Your task
Separate out the lines that hold "lora".

[Extracts from a graphics dataset]
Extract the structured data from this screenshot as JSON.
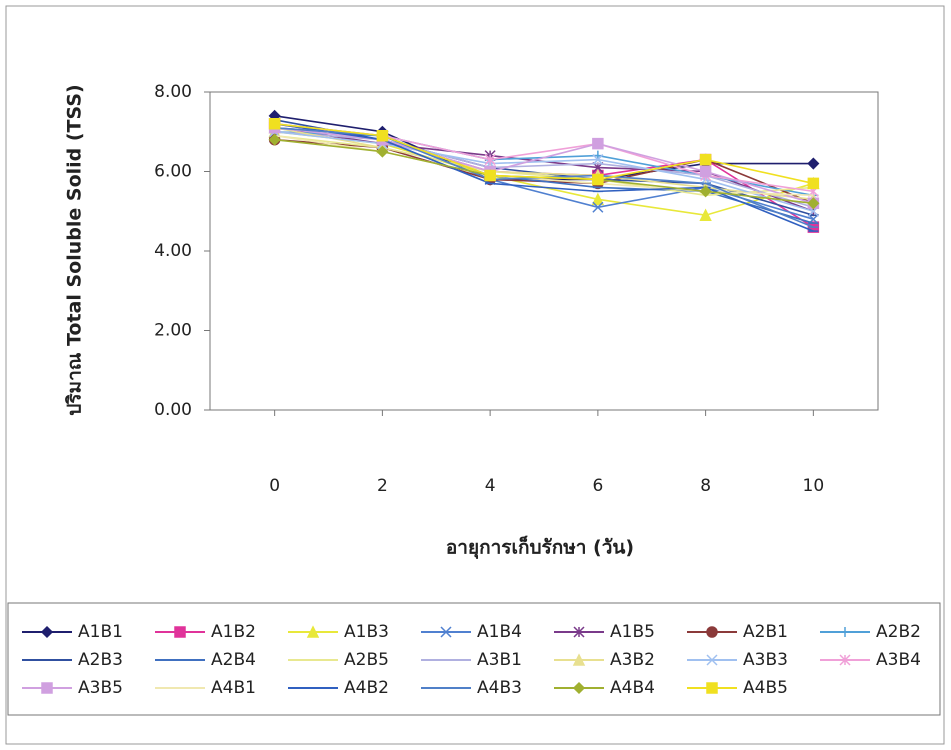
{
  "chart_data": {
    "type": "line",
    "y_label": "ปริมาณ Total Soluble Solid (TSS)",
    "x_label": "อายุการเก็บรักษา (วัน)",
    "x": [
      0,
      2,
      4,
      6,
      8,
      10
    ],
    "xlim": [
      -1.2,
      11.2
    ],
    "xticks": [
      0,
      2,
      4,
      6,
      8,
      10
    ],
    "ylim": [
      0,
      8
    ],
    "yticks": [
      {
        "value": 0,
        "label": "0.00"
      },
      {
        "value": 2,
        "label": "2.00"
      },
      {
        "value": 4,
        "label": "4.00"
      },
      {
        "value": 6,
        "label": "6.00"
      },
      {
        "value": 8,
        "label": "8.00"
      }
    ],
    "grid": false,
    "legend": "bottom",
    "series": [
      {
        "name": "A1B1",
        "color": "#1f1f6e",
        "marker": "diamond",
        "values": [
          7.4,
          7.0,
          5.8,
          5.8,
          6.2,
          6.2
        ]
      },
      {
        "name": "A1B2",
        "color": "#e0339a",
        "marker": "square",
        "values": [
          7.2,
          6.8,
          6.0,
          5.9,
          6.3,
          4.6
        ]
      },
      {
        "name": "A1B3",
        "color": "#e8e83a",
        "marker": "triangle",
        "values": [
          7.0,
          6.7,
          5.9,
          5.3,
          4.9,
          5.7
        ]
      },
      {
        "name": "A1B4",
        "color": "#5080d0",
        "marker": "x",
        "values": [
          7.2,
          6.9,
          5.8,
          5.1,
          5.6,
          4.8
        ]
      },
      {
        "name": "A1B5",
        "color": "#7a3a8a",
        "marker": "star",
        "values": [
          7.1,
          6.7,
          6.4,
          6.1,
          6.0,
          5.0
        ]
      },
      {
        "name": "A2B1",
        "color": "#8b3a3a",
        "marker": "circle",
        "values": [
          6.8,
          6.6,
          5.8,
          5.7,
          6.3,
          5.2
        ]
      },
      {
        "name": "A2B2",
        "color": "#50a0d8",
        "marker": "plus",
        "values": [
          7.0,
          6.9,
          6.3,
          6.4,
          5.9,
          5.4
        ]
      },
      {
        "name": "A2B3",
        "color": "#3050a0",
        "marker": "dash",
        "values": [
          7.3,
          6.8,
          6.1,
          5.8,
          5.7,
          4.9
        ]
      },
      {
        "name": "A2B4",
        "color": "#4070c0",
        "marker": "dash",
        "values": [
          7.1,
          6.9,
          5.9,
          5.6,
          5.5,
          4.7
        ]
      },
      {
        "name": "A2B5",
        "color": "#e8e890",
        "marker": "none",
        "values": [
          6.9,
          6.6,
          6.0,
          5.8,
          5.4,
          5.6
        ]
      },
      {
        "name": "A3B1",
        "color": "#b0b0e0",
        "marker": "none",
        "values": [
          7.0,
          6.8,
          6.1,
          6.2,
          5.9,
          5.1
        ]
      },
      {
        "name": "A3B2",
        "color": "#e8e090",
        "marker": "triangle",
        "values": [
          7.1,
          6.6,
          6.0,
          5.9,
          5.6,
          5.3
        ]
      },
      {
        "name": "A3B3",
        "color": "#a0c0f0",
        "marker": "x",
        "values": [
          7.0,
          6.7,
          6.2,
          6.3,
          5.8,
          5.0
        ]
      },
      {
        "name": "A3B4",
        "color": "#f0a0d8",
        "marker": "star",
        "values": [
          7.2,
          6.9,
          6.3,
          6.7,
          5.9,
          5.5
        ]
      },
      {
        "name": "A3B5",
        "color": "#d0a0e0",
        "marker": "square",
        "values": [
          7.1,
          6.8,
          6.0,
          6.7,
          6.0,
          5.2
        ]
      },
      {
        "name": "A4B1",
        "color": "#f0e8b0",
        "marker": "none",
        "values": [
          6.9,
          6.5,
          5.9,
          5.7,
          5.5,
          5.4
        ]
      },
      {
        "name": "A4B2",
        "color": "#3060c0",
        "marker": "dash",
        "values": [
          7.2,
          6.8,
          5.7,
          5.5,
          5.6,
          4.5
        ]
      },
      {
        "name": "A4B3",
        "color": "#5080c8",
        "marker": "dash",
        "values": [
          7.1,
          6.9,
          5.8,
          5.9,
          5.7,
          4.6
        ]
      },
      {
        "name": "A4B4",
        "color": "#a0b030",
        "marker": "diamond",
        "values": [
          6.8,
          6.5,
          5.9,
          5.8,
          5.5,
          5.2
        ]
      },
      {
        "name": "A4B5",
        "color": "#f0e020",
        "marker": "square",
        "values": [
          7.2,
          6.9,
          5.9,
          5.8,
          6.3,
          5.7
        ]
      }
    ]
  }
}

...

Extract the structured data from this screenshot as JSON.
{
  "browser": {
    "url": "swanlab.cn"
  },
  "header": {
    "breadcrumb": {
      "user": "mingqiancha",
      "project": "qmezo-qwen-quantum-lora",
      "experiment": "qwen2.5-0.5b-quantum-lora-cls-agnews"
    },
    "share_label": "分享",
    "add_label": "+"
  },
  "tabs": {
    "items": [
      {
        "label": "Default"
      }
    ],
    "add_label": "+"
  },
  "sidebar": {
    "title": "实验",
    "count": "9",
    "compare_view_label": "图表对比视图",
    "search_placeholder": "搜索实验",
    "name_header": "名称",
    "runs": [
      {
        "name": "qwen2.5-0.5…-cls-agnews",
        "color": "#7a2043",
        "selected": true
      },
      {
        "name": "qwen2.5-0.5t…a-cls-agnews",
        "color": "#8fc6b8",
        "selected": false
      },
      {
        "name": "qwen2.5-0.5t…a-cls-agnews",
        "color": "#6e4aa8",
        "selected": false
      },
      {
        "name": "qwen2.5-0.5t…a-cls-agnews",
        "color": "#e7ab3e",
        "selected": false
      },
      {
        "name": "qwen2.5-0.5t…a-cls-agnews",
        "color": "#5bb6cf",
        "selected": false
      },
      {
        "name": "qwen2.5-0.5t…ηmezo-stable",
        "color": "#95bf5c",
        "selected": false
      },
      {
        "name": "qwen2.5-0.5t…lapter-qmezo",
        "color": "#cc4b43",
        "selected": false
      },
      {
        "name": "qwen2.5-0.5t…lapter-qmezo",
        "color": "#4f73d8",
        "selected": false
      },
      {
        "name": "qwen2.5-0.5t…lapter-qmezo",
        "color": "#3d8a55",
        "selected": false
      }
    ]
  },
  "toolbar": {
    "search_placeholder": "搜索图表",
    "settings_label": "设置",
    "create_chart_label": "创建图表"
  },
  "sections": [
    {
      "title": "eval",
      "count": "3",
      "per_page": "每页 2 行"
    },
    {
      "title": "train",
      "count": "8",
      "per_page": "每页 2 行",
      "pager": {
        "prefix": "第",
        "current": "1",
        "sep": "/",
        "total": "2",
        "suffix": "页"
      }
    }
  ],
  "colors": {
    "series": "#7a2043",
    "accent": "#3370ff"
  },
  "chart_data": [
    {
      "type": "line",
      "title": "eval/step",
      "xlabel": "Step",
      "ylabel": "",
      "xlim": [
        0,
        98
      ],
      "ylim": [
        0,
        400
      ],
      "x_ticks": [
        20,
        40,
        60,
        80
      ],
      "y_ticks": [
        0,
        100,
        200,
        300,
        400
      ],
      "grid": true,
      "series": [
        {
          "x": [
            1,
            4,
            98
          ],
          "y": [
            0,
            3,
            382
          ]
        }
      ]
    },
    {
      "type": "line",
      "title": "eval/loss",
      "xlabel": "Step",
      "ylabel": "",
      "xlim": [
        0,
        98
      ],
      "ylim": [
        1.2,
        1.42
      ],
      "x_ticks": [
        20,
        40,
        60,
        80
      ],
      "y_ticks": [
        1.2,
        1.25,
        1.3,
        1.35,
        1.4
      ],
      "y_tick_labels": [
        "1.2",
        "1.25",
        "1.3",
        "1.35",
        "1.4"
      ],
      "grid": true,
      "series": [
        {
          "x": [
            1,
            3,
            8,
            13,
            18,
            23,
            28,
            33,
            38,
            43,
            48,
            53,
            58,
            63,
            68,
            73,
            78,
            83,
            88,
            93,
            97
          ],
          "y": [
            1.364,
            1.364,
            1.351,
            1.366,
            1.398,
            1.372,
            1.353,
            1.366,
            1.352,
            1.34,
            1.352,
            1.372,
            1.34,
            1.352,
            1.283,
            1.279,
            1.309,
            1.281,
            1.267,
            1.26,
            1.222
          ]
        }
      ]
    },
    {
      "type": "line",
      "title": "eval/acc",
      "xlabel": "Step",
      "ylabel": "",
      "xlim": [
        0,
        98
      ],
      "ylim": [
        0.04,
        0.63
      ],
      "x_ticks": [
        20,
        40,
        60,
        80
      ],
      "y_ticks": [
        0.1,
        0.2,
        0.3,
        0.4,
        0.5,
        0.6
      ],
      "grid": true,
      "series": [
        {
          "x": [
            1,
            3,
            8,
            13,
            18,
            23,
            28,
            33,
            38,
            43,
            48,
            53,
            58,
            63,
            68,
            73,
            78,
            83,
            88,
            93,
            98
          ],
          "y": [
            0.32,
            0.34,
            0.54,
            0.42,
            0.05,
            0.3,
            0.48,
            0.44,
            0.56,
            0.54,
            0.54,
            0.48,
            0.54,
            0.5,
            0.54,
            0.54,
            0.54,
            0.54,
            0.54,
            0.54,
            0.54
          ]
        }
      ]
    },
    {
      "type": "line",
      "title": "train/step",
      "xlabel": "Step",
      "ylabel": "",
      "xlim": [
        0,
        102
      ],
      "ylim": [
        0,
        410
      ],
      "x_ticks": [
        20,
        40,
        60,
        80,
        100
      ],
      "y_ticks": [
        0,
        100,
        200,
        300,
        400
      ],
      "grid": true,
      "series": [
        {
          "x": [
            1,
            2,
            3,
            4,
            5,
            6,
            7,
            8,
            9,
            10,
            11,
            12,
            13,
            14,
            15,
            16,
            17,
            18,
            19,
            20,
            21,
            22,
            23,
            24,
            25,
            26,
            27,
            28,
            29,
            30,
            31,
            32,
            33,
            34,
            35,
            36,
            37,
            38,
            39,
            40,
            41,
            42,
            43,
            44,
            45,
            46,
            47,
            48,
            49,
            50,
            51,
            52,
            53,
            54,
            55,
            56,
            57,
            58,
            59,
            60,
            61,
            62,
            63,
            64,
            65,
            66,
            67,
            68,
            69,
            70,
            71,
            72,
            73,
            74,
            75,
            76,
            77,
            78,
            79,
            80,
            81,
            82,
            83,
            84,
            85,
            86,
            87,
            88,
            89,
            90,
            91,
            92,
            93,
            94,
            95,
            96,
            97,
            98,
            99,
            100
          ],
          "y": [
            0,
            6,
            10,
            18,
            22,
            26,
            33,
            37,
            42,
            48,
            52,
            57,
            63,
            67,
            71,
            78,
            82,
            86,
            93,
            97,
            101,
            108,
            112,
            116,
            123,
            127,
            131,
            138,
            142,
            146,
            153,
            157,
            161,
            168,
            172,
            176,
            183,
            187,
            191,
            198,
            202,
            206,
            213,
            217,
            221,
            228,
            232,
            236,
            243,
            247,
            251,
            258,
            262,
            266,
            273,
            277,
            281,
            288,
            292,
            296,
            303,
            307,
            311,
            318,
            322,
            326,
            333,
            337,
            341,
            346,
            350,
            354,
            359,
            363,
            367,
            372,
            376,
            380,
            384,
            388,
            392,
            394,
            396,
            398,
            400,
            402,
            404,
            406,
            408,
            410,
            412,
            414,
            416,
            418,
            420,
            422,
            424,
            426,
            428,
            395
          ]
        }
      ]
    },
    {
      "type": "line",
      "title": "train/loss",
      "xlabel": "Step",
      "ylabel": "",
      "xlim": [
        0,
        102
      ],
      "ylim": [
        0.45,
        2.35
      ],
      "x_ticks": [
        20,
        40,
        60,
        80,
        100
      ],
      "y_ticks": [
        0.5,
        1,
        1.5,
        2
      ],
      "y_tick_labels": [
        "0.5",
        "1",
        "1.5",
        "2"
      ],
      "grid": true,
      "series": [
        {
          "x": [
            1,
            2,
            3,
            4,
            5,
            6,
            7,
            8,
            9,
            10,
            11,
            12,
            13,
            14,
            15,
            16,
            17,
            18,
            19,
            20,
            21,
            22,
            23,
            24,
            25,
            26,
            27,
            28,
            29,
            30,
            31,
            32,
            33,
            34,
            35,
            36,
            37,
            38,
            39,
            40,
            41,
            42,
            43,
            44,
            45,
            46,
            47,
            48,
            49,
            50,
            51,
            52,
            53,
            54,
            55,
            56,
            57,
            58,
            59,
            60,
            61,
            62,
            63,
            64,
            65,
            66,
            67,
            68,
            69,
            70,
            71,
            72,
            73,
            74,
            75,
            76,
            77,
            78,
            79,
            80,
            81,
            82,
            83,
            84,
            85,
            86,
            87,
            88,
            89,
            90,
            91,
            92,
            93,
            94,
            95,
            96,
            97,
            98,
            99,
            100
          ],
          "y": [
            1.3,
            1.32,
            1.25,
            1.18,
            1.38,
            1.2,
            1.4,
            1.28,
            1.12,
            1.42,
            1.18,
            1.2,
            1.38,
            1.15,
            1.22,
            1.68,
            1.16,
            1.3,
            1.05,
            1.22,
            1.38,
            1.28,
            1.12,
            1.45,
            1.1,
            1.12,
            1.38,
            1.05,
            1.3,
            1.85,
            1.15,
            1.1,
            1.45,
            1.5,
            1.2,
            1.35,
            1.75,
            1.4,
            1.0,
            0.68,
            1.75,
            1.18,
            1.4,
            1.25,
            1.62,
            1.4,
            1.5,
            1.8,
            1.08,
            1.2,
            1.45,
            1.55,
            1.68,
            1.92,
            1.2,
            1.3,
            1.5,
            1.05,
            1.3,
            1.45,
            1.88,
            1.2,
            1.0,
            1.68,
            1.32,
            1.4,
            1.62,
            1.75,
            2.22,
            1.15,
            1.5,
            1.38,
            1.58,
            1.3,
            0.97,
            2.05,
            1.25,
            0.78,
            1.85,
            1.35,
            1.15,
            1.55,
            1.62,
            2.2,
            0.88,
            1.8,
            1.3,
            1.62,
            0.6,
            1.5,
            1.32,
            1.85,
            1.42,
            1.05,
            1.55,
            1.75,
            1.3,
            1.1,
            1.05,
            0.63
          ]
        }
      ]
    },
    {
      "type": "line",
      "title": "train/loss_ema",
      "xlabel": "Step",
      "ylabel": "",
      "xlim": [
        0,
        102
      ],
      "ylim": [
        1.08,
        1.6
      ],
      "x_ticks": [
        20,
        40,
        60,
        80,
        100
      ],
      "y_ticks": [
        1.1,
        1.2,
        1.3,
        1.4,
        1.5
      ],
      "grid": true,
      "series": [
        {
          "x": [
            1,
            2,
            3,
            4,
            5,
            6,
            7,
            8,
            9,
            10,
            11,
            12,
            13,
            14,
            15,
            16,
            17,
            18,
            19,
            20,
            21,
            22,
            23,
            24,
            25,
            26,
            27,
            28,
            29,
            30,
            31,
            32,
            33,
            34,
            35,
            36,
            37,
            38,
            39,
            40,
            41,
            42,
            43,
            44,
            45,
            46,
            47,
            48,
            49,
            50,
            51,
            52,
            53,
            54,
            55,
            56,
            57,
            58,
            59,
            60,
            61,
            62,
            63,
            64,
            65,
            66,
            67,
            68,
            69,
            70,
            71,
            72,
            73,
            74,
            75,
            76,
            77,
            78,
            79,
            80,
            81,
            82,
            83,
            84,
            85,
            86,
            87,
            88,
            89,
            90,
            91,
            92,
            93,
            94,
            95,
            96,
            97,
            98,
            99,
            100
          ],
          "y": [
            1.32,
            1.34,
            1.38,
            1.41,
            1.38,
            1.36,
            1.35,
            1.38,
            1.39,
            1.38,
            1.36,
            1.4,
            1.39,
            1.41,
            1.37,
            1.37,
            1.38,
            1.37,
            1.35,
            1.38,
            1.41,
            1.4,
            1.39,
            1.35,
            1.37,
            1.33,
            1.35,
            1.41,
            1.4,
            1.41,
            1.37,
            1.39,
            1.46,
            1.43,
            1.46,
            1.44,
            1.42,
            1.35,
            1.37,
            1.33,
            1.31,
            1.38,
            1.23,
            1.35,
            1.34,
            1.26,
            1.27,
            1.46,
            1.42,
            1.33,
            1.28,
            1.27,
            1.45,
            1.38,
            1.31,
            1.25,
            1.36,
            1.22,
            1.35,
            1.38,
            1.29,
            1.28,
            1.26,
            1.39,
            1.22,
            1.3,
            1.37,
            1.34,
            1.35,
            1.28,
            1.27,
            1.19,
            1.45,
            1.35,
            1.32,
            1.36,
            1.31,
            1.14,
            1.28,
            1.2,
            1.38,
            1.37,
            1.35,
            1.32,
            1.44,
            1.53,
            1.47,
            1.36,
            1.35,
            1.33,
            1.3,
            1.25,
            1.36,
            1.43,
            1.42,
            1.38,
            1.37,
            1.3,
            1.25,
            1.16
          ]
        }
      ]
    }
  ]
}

Written reply
      "project": "qmezo-qwen-quantum-lora",
      "experiment": "qwen2.5-0.5b-quantum-lora-cls-agnews"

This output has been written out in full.